**Task brief**
Copy out each line of the data that holds the word "houses".

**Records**
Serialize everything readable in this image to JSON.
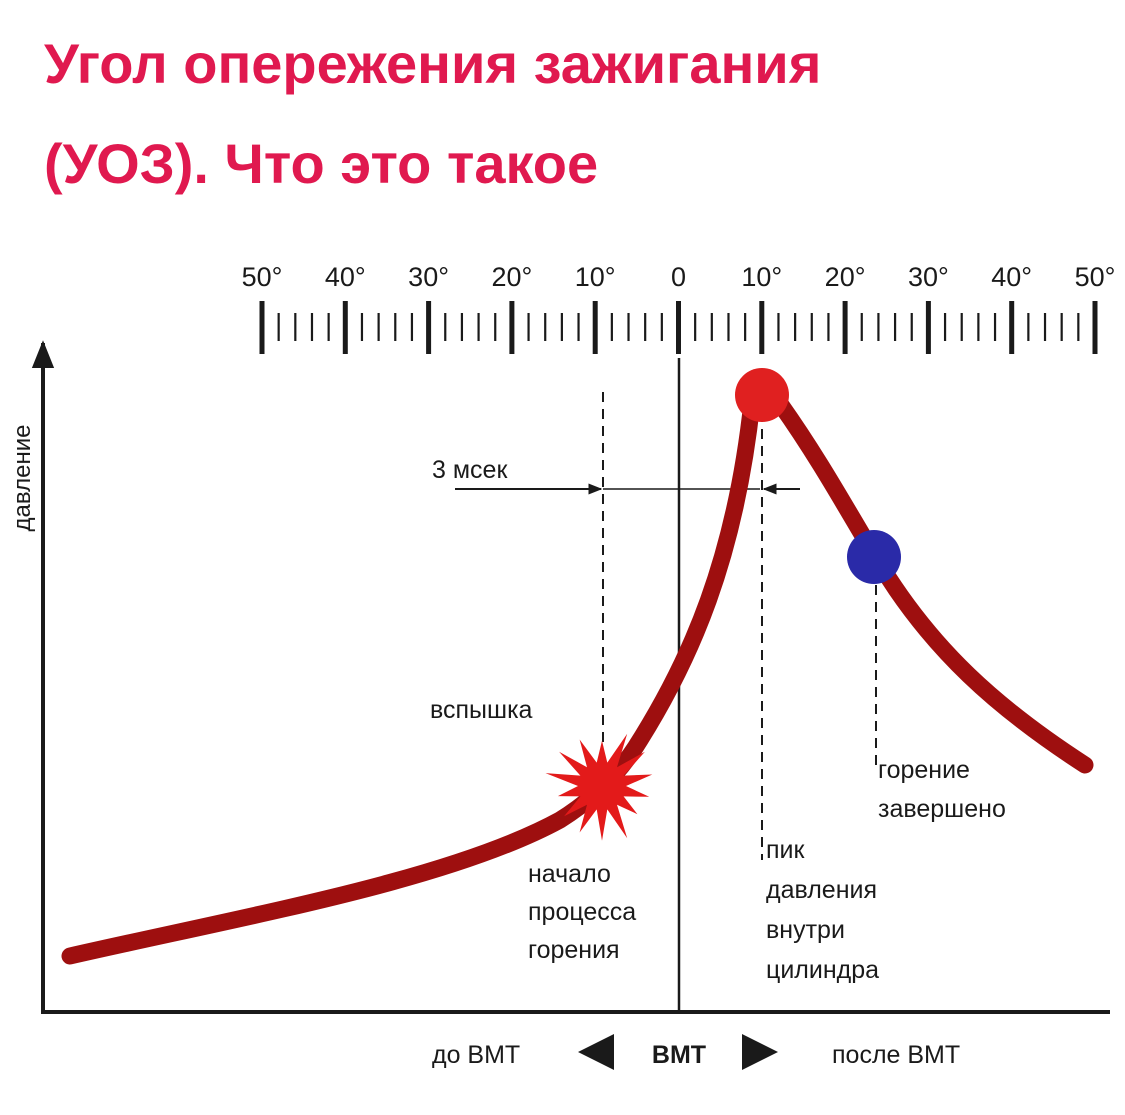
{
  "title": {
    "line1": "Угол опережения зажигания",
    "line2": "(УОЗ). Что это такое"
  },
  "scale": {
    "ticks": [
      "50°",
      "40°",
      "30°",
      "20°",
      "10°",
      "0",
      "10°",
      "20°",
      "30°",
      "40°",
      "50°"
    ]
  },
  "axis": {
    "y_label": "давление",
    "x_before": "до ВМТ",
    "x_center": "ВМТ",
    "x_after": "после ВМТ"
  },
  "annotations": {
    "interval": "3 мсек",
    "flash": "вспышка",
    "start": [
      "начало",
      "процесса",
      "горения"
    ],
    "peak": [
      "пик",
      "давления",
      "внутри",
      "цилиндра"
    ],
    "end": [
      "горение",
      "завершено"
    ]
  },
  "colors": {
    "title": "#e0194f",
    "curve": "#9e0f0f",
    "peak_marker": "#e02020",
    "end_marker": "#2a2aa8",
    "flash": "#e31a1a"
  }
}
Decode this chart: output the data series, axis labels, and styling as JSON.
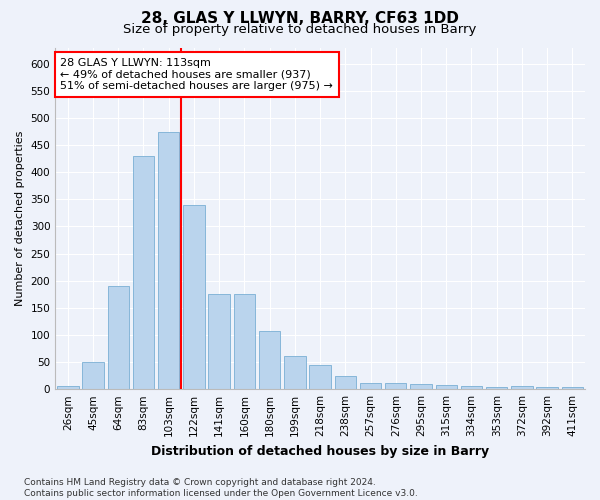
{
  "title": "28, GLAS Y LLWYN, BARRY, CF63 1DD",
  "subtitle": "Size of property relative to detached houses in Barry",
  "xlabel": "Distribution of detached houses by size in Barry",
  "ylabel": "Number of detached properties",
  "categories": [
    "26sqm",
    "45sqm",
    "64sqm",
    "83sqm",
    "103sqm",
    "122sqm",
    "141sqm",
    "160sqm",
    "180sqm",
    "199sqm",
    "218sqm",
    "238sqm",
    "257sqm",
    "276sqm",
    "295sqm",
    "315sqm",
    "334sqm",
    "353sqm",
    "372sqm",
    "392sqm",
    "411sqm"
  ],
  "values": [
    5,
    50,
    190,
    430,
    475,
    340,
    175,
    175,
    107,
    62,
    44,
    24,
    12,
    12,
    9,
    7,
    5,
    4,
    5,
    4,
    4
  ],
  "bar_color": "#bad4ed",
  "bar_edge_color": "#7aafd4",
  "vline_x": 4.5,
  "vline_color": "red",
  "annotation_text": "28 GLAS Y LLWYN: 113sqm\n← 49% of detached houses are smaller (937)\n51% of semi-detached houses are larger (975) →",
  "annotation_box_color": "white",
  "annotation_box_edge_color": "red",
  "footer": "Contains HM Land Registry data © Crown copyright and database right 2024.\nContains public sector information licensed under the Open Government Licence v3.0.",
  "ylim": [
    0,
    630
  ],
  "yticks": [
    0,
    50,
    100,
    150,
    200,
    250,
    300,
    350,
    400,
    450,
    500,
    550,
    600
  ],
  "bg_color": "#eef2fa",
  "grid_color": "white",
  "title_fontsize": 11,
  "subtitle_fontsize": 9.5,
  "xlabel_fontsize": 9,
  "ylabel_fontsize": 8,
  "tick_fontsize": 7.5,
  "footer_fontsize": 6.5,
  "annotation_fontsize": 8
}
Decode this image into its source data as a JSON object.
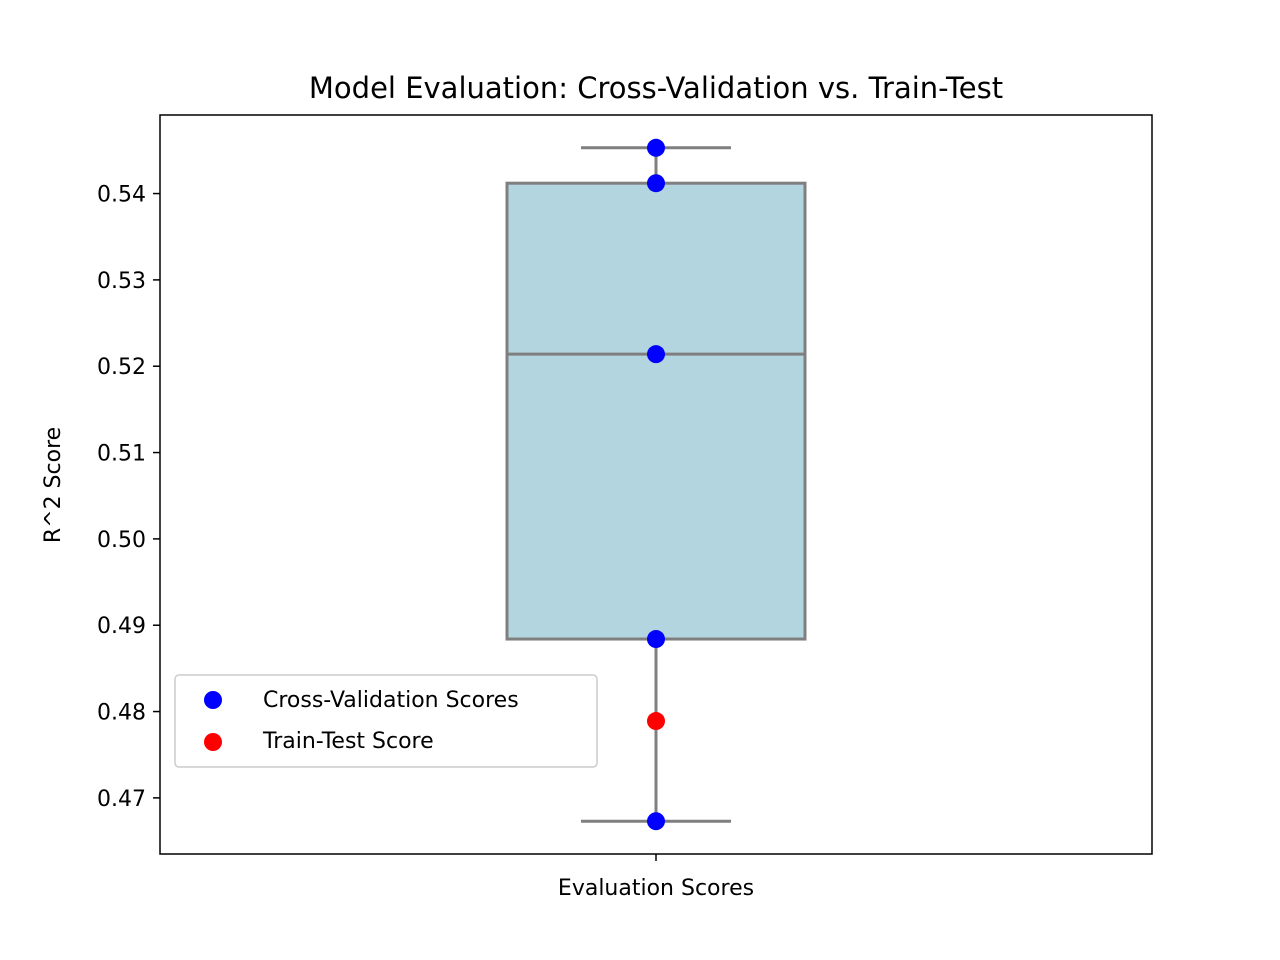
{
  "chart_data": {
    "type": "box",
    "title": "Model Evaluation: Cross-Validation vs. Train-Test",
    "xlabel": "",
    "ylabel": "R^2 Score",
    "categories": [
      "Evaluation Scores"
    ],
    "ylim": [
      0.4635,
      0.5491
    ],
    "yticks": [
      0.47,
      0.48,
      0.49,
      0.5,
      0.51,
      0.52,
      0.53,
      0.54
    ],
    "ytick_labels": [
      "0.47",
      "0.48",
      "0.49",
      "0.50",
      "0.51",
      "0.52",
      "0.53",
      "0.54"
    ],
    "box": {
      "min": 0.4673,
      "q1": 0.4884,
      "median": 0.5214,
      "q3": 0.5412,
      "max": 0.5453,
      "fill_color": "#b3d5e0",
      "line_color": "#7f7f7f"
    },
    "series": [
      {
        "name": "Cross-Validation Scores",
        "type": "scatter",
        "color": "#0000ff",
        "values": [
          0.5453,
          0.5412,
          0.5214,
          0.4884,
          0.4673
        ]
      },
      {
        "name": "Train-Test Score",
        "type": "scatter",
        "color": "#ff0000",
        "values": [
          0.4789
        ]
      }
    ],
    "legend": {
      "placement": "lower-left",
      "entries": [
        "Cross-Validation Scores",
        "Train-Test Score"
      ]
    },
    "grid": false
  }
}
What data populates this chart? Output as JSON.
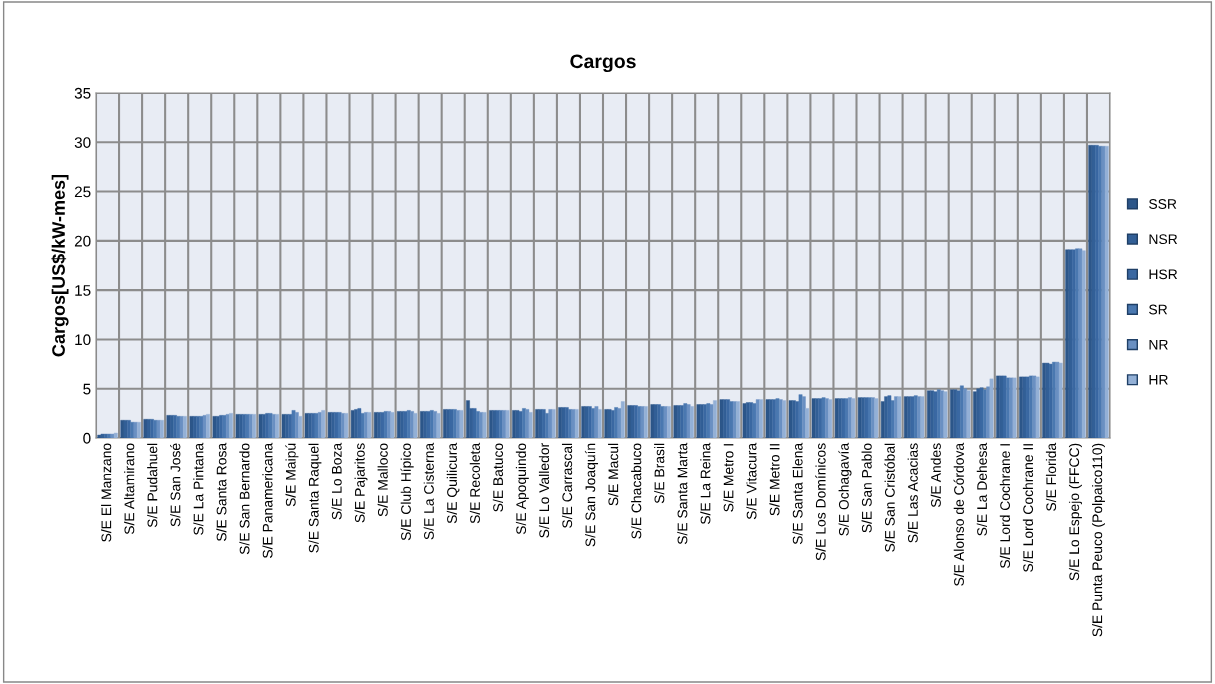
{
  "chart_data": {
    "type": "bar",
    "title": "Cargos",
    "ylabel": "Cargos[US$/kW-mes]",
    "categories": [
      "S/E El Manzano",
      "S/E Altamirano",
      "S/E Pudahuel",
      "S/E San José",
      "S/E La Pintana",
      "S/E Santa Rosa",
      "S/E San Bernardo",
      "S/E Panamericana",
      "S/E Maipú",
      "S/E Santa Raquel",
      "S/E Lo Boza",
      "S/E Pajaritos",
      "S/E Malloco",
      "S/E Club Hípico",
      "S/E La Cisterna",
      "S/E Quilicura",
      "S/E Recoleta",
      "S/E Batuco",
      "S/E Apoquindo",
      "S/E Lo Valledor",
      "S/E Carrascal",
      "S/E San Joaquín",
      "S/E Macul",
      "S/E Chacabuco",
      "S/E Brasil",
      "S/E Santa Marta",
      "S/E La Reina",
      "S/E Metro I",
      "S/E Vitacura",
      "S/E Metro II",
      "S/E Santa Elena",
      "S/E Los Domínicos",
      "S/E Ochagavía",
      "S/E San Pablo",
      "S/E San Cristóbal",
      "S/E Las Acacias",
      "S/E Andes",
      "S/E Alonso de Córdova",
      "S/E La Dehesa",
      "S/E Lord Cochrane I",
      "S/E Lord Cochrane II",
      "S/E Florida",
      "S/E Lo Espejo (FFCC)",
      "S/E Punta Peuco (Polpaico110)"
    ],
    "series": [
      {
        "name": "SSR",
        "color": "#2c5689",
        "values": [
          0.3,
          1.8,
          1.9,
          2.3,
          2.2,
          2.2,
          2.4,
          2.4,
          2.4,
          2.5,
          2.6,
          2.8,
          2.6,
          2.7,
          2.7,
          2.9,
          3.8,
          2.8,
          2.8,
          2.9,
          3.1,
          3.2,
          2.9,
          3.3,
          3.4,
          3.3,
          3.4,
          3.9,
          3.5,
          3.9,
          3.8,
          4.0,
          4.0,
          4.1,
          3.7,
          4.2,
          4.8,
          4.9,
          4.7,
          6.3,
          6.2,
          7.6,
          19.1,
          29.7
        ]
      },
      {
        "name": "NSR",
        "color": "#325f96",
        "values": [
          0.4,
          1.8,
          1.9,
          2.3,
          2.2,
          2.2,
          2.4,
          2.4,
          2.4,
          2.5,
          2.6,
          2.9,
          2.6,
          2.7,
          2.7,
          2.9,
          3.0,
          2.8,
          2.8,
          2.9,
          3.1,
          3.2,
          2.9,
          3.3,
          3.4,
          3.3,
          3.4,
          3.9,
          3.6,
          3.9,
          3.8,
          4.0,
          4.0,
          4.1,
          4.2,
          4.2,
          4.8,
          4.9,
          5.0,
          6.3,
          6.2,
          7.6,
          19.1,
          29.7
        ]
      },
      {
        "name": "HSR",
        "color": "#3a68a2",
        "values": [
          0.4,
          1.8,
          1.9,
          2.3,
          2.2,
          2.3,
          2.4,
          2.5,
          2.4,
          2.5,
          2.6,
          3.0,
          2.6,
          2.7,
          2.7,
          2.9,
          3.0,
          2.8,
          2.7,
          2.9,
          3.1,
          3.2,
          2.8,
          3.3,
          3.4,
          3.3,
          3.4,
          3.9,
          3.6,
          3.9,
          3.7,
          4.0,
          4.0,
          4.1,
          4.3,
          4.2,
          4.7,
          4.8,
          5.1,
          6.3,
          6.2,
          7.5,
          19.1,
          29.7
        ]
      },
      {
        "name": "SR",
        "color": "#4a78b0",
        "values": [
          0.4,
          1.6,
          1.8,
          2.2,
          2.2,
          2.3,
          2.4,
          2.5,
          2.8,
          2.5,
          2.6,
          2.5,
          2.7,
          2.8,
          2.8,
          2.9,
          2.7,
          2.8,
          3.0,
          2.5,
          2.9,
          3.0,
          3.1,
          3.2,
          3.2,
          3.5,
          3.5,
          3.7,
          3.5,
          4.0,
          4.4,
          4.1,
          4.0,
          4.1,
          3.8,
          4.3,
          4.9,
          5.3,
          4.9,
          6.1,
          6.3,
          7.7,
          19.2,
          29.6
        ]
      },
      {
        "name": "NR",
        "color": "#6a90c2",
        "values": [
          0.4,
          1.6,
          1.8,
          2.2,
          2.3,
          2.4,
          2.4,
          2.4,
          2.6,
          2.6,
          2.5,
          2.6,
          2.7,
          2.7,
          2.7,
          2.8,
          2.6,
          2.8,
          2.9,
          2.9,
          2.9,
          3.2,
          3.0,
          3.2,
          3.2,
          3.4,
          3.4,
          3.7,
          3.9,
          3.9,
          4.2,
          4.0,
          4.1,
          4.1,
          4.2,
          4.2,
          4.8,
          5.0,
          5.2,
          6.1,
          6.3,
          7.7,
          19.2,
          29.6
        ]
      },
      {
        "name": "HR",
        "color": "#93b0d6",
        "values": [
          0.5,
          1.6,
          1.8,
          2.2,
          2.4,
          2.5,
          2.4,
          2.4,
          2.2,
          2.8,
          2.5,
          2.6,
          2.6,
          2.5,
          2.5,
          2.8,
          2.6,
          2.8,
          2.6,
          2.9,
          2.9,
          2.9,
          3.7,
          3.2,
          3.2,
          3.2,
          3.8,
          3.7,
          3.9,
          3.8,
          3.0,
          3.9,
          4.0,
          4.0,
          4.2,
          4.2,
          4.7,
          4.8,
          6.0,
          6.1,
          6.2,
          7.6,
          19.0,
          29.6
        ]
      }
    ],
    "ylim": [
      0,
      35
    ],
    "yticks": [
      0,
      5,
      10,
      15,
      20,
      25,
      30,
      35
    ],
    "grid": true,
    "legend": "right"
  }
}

**Written answer**
  "subtitle": "Size of property relative to detached houses in Barry",
  "xlabel": "Distribution of detached houses by size in Barry",
  "annotation_text": "28 GLAS Y LLWYN: 113sqm\n← 49% of detached houses are smaller (937)\n51% of semi-detached houses are larger (975) →",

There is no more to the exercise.